▶ To be done: Search the data below for the word "Spass" and copy each line that holds it.
** begin Exercise input **
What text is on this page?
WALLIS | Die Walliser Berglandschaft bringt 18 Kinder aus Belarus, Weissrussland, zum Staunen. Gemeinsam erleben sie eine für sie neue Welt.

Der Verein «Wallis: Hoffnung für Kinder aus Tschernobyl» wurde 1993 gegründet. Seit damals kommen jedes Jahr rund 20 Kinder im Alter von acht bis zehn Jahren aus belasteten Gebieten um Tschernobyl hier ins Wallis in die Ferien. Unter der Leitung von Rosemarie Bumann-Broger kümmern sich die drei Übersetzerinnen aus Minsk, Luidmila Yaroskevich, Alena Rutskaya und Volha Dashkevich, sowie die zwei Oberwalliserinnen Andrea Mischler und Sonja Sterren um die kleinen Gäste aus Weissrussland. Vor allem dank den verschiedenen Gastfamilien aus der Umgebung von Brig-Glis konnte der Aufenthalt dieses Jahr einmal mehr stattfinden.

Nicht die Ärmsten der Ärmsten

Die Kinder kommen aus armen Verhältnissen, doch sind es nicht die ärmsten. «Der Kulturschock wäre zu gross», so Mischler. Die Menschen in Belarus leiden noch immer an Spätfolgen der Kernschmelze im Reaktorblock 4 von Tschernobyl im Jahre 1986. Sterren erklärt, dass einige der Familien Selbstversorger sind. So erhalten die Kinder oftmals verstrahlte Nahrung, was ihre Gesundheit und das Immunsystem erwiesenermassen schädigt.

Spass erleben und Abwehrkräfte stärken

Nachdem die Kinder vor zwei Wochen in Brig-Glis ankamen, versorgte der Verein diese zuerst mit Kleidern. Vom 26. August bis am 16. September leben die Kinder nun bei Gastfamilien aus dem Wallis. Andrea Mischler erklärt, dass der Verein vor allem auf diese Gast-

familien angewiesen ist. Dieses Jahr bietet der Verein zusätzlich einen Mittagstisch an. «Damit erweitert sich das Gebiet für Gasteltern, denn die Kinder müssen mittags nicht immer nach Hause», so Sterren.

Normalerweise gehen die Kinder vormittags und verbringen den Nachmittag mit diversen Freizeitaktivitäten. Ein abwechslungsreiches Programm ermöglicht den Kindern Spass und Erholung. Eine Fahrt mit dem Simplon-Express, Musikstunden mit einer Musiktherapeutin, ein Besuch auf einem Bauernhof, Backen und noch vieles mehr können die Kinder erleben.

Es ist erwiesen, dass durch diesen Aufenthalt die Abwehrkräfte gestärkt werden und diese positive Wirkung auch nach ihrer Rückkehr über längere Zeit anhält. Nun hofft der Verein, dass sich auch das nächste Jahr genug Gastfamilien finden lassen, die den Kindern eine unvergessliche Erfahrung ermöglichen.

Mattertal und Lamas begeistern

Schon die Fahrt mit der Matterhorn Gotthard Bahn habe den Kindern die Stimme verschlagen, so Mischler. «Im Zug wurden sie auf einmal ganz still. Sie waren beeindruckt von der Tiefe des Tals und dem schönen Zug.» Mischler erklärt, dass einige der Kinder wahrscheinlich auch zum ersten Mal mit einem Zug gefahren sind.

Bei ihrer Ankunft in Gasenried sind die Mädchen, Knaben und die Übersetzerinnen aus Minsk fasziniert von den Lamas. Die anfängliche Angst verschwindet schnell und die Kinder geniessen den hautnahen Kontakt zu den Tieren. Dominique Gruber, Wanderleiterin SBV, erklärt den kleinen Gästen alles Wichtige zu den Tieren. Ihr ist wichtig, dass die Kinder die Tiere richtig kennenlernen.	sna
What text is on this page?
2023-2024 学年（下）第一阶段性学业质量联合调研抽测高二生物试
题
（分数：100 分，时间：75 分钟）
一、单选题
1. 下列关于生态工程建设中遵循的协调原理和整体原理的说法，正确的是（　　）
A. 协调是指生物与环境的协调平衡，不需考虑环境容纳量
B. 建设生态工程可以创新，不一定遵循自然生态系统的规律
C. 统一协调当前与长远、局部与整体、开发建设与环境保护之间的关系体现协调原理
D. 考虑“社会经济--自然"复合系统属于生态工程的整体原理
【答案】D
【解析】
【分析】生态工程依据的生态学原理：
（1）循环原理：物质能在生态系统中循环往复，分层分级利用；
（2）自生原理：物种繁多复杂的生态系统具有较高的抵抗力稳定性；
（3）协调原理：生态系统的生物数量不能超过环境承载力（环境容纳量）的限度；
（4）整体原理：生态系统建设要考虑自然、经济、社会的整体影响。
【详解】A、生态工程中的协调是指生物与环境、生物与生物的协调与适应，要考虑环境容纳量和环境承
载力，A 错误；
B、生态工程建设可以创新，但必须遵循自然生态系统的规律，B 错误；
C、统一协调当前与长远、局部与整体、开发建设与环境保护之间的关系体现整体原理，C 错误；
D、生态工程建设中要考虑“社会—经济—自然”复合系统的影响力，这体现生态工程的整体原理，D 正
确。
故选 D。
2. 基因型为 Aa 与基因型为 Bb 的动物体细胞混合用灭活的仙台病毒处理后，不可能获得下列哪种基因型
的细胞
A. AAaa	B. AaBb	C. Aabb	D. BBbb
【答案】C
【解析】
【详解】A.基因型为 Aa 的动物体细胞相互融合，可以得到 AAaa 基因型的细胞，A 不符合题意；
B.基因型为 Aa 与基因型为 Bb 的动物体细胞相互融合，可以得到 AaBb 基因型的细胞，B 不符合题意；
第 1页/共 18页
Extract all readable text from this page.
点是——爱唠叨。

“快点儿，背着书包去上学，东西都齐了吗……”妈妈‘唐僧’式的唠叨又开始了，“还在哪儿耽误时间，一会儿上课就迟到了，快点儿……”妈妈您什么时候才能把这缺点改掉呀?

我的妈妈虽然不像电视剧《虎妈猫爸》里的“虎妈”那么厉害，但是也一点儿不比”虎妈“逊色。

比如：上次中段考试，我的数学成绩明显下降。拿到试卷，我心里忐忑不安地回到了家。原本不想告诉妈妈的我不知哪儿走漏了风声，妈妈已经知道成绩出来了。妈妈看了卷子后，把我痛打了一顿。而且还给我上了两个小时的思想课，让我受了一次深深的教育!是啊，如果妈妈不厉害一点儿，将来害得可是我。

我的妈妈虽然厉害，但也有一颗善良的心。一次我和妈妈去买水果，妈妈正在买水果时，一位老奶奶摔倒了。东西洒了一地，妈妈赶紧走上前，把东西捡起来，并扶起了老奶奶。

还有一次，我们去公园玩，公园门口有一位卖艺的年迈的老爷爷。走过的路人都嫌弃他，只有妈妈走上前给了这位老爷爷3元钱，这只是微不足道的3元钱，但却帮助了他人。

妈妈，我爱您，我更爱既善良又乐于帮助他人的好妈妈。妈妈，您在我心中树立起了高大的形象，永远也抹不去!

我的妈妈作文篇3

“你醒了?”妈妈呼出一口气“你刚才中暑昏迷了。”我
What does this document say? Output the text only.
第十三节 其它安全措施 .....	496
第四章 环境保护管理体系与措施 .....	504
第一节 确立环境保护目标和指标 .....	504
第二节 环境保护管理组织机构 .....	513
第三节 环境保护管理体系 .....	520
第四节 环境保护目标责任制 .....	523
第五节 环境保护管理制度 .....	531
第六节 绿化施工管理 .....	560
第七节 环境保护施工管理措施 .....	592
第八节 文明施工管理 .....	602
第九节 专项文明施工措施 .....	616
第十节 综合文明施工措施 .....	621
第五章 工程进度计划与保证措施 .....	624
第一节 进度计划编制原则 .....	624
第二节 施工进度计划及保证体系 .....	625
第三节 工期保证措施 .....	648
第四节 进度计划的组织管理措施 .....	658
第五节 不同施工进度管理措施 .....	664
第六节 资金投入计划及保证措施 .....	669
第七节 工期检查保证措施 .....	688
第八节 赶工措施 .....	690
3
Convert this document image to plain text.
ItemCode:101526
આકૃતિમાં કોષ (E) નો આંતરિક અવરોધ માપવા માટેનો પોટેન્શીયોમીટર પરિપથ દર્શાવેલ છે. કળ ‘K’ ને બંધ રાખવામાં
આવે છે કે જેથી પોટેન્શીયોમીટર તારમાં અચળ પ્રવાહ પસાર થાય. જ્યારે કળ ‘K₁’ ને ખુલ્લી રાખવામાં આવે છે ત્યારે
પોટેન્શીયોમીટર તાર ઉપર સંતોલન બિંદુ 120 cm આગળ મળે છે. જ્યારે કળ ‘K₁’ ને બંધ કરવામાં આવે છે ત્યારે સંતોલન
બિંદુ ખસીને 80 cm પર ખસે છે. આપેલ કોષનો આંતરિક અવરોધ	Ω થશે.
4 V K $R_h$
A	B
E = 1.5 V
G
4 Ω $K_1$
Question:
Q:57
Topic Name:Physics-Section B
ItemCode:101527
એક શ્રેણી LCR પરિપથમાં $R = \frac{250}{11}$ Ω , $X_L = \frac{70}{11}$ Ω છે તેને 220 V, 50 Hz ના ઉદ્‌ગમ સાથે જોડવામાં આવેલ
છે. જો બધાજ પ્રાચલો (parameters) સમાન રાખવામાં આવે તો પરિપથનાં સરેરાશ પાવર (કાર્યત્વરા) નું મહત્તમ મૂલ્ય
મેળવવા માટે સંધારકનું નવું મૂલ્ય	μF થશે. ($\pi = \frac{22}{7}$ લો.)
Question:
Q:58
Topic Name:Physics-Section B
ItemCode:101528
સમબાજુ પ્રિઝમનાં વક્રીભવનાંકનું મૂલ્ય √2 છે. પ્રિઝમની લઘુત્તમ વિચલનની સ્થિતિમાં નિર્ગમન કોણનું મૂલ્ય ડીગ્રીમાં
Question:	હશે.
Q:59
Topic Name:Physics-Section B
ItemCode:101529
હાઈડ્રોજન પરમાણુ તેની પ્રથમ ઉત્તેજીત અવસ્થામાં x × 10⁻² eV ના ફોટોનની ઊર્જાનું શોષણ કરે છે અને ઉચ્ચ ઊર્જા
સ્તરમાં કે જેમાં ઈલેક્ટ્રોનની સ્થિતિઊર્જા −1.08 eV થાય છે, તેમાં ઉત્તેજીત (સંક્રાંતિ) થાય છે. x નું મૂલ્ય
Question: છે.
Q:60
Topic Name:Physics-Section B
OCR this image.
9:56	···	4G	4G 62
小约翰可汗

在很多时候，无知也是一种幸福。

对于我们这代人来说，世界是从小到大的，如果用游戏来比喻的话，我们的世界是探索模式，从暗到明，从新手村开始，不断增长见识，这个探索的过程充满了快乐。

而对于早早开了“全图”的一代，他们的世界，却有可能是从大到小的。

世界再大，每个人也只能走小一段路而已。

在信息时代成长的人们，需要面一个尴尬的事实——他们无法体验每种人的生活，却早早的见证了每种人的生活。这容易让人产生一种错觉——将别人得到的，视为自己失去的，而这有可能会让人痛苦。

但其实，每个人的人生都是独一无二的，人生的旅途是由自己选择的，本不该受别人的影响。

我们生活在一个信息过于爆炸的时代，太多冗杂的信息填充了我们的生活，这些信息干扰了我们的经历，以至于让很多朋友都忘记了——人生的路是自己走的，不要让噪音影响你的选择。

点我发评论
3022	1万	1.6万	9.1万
** end Exercise input **
▶ Complete answer:
Spass erleben und Abwehrkräfte stärken
Normalerweise gehen die Kinder vormittags und verbringen den Nachmittag mit diversen Freizeitaktivitäten. Ein abwechslungsreiches Programm ermöglicht den Kindern Spass und Erholung. Eine Fahrt mit dem Simplon-Express, Musikstunden mit einer Musiktherapeutin, ein Besuch auf einem Bauernhof, Backen und noch vieles mehr können die Kinder erleben.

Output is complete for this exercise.